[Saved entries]
----

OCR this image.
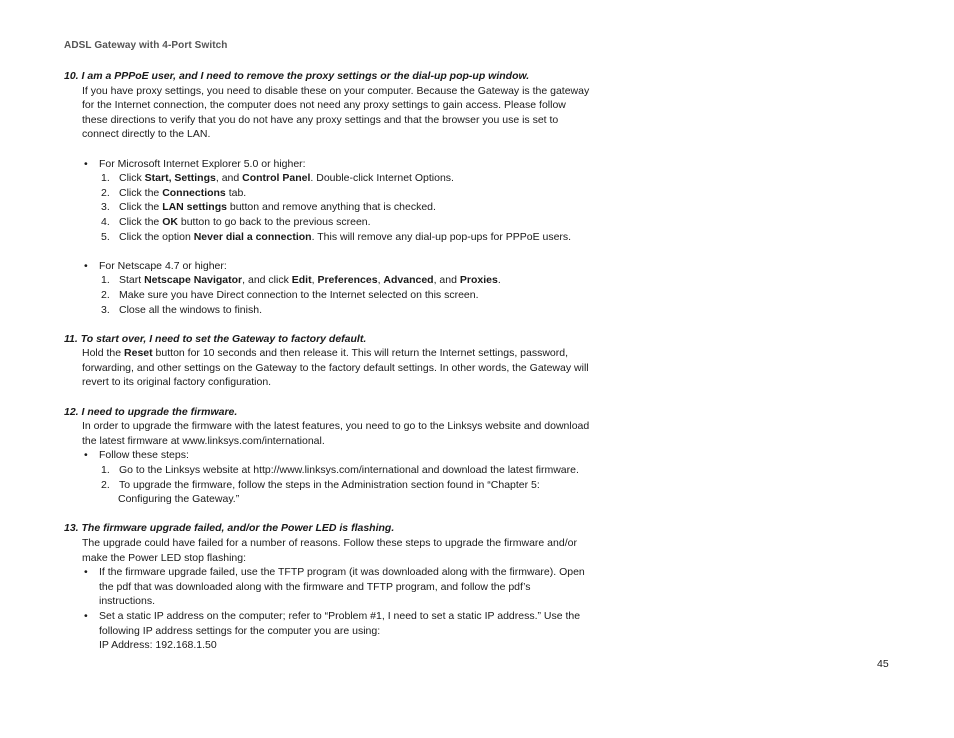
ADSL Gateway with 4-Port Switch

10. I am a PPPoE user, and I need to remove the proxy settings or the dial-up pop-up window.

If you have proxy settings, you need to disable these on your computer. Because the Gateway is the gateway

for the Internet connection, the computer does not need any proxy settings to gain access. Please follow

these directions to verify that you do not have any proxy settings and that the browser you use is set to

connect directly to the LAN.

• For Microsoft Internet Explorer 5.0 or higher:

1. Click Start, Settings, and Control Panel. Double-click Internet Options.

2. Click the Connections tab.

3. Click the LAN settings button and remove anything that is checked.

4. Click the OK button to go back to the previous screen.

5. Click the option Never dial a connection. This will remove any dial-up pop-ups for PPPoE users.

• For Netscape 4.7 or higher:

1. Start Netscape Navigator, and click Edit, Preferences, Advanced, and Proxies.

2. Make sure you have Direct connection to the Internet selected on this screen.

3. Close all the windows to finish.

11. To start over, I need to set the Gateway to factory default.

Hold the Reset button for 10 seconds and then release it. This will return the Internet settings, password,

forwarding, and other settings on the Gateway to the factory default settings. In other words, the Gateway will

revert to its original factory configuration.

12. I need to upgrade the firmware.

In order to upgrade the firmware with the latest features, you need to go to the Linksys website and download

the latest firmware at www.linksys.com/international.

• Follow these steps:

1. Go to the Linksys website at http://www.linksys.com/international and download the latest firmware.

2. To upgrade the firmware, follow the steps in the Administration section found in “Chapter 5:

Configuring the Gateway.”

13. The firmware upgrade failed, and/or the Power LED is flashing.

The upgrade could have failed for a number of reasons. Follow these steps to upgrade the firmware and/or

make the Power LED stop flashing:

• If the firmware upgrade failed, use the TFTP program (it was downloaded along with the firmware). Open

the pdf that was downloaded along with the firmware and TFTP program, and follow the pdf’s

instructions.

• Set a static IP address on the computer; refer to “Problem #1, I need to set a static IP address.” Use the

following IP address settings for the computer you are using:

IP Address: 192.168.1.50

45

----

Using the material above, set down every line exactly, but skip the pictures.

OCR this image.
ADSL Gateway with 4-Port Switch

10. I am a PPPoE user, and I need to remove the proxy settings or the dial-up pop-up window.

If you have proxy settings, you need to disable these on your computer. Because the Gateway is the gateway

for the Internet connection, the computer does not need any proxy settings to gain access. Please follow

these directions to verify that you do not have any proxy settings and that the browser you use is set to

connect directly to the LAN.

• For Microsoft Internet Explorer 5.0 or higher:

1. Click Start, Settings, and Control Panel. Double-click Internet Options.

2. Click the Connections tab.

3. Click the LAN settings button and remove anything that is checked.

4. Click the OK button to go back to the previous screen.

5. Click the option Never dial a connection. This will remove any dial-up pop-ups for PPPoE users.

• For Netscape 4.7 or higher:

1. Start Netscape Navigator, and click Edit, Preferences, Advanced, and Proxies.

2. Make sure you have Direct connection to the Internet selected on this screen.

3. Close all the windows to finish.

11. To start over, I need to set the Gateway to factory default.

Hold the Reset button for 10 seconds and then release it. This will return the Internet settings, password,

forwarding, and other settings on the Gateway to the factory default settings. In other words, the Gateway will

revert to its original factory configuration.

12. I need to upgrade the firmware.

In order to upgrade the firmware with the latest features, you need to go to the Linksys website and download

the latest firmware at www.linksys.com/international.

• Follow these steps:

1. Go to the Linksys website at http://www.linksys.com/international and download the latest firmware.

2. To upgrade the firmware, follow the steps in the Administration section found in “Chapter 5:

Configuring the Gateway.”

13. The firmware upgrade failed, and/or the Power LED is flashing.

The upgrade could have failed for a number of reasons. Follow these steps to upgrade the firmware and/or

make the Power LED stop flashing:

• If the firmware upgrade failed, use the TFTP program (it was downloaded along with the firmware). Open

the pdf that was downloaded along with the firmware and TFTP program, and follow the pdf’s

instructions.

• Set a static IP address on the computer; refer to “Problem #1, I need to set a static IP address.” Use the

following IP address settings for the computer you are using:

IP Address: 192.168.1.50

45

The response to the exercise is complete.